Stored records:
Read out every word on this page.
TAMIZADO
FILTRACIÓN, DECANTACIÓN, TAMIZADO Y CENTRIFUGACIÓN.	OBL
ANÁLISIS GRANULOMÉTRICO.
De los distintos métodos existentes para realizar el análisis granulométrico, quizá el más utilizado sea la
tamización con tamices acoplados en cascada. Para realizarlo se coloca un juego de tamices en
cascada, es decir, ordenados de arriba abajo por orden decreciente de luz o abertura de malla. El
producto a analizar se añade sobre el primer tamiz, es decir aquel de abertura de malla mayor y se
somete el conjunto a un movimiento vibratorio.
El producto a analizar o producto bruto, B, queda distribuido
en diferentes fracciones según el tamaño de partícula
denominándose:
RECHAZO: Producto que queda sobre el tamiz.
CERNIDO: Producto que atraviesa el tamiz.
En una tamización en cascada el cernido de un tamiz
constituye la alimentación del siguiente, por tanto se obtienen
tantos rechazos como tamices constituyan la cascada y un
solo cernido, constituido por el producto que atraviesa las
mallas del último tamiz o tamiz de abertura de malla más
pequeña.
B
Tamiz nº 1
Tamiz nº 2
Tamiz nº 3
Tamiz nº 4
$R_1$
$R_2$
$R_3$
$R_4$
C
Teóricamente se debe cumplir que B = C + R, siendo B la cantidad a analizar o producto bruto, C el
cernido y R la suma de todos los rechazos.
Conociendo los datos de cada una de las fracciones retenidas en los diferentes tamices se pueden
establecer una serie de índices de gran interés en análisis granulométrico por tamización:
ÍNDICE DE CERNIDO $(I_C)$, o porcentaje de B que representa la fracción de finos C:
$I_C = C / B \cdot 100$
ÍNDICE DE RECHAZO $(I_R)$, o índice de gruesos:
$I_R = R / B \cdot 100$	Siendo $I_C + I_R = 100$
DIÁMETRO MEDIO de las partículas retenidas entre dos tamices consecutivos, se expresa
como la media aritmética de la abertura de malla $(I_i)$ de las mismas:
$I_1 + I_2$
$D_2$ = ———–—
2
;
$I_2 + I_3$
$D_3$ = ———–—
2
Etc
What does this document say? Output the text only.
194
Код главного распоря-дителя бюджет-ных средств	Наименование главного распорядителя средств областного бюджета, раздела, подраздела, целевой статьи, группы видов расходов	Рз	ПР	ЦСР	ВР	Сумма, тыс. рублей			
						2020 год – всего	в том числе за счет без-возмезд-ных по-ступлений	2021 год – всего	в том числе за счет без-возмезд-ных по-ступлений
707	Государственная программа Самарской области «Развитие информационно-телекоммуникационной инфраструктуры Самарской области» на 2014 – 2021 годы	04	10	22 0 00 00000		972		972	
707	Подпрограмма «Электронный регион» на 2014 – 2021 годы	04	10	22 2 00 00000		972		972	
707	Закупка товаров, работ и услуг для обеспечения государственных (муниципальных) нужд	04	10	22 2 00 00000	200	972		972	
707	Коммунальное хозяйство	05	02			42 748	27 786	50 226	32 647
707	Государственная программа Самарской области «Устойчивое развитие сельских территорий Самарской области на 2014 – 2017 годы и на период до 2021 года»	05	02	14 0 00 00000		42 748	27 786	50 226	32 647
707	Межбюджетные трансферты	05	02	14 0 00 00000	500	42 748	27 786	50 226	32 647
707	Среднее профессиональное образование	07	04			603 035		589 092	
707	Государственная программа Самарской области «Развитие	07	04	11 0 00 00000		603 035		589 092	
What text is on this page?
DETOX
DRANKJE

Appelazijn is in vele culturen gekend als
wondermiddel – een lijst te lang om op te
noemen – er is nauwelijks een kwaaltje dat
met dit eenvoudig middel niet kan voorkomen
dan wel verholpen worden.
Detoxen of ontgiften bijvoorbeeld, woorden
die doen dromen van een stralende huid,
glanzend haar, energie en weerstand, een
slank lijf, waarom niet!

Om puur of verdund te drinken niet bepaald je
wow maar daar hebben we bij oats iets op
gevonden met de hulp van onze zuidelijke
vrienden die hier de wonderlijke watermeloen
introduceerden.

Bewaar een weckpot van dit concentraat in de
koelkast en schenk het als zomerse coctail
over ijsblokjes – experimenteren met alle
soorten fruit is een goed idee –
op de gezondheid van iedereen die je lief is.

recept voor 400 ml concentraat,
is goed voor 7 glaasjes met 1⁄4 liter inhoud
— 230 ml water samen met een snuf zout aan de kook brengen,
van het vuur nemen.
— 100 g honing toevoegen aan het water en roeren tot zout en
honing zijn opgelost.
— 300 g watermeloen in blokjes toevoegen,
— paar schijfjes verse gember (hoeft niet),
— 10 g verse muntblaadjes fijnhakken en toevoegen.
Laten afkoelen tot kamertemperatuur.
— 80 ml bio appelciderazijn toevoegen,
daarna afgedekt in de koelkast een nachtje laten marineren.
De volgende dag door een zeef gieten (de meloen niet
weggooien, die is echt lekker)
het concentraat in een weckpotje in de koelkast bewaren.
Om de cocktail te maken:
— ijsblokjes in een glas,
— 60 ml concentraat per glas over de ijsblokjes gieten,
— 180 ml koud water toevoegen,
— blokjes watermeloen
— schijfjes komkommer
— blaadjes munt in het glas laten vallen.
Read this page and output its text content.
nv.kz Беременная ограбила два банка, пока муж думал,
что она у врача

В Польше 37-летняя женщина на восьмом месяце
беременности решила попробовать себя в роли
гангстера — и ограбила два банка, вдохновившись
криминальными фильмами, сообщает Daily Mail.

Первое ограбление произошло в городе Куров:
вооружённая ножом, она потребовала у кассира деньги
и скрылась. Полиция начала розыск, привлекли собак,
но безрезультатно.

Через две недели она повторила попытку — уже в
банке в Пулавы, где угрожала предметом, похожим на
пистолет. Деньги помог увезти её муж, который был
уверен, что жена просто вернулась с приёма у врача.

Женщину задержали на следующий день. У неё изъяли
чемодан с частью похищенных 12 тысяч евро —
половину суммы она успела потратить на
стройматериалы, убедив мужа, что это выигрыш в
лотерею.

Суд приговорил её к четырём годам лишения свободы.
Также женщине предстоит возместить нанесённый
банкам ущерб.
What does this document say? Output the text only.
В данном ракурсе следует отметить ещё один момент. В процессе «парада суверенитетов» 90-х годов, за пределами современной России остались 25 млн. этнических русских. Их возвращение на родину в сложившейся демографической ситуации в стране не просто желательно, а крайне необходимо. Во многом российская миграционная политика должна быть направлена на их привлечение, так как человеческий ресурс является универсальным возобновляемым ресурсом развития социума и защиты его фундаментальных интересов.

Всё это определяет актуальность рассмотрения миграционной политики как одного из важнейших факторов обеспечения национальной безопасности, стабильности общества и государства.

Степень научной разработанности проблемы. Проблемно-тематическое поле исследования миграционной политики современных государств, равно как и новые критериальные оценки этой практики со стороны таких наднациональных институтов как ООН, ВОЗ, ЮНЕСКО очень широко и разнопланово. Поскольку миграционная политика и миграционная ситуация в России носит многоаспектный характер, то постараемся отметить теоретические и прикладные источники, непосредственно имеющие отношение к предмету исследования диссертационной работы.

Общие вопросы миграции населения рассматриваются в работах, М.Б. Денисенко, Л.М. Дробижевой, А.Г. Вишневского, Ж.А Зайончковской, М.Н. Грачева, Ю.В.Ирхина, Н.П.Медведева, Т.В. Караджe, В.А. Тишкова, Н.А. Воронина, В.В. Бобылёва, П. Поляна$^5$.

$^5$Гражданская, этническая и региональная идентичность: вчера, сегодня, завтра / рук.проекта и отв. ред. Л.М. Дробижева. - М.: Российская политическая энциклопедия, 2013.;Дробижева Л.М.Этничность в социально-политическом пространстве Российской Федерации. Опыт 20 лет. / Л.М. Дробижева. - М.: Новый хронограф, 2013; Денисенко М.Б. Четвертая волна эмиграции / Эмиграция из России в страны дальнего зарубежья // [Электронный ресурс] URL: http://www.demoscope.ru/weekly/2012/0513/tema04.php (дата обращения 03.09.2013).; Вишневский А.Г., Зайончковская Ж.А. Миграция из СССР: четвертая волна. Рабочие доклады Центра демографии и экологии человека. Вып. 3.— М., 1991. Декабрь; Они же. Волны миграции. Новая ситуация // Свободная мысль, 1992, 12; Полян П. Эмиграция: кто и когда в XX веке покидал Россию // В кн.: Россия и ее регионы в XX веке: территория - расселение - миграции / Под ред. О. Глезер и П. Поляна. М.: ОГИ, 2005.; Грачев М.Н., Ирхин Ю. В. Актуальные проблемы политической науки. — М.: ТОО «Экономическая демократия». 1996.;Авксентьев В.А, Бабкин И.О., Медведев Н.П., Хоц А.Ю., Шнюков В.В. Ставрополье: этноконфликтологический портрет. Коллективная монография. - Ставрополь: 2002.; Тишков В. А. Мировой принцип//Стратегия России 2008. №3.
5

**Work to do:** Copy every line from the records above that contains the word "koelkast".

**Finished task:**
koelkast en schenk het als zomerse coctail
daarna afgedekt in de koelkast een nachtje laten marineren.
het concentraat in een weckpotje in de koelkast bewaren.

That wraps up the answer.